■ DATASET RECORDS ■
+++

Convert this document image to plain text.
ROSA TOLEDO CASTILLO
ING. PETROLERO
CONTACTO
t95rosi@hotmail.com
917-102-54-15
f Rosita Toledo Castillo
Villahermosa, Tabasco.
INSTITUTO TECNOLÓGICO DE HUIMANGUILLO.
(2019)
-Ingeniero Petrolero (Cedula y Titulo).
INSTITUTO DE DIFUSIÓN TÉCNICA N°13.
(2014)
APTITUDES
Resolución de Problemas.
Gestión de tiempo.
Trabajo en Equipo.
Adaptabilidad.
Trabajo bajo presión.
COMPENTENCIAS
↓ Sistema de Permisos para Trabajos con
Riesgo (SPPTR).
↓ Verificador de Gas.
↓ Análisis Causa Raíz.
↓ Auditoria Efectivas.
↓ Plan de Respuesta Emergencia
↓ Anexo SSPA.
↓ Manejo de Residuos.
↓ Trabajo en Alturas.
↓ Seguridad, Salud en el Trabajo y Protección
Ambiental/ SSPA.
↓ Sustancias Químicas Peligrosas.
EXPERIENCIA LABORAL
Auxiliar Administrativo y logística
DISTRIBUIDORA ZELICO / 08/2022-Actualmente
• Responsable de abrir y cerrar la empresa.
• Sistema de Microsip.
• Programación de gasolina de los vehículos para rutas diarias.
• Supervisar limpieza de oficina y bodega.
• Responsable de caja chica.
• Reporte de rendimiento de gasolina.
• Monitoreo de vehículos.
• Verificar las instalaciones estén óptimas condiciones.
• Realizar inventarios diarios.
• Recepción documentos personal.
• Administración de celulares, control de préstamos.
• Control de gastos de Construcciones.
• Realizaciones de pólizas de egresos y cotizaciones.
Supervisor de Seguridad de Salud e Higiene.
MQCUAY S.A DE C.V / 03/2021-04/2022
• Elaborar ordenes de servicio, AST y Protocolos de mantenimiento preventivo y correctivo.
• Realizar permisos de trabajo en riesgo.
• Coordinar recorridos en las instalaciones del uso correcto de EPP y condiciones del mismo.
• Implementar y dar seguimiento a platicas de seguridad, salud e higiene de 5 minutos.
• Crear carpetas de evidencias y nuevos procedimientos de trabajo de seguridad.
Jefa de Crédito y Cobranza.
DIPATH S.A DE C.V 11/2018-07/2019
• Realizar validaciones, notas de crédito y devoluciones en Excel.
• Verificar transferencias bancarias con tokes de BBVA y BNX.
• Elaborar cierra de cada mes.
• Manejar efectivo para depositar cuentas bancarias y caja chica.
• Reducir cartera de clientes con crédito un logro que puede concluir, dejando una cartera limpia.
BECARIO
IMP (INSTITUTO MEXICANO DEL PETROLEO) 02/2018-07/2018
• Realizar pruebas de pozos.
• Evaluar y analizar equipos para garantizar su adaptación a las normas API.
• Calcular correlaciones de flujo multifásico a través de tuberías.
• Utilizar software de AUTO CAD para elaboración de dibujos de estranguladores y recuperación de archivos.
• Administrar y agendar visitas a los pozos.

+++

■ REQUIRED WORK ■
Determine the count of lines in the data above with the string "Verificar" in them, and give that count alone.

■ COMPLETED EXERCISE ■
2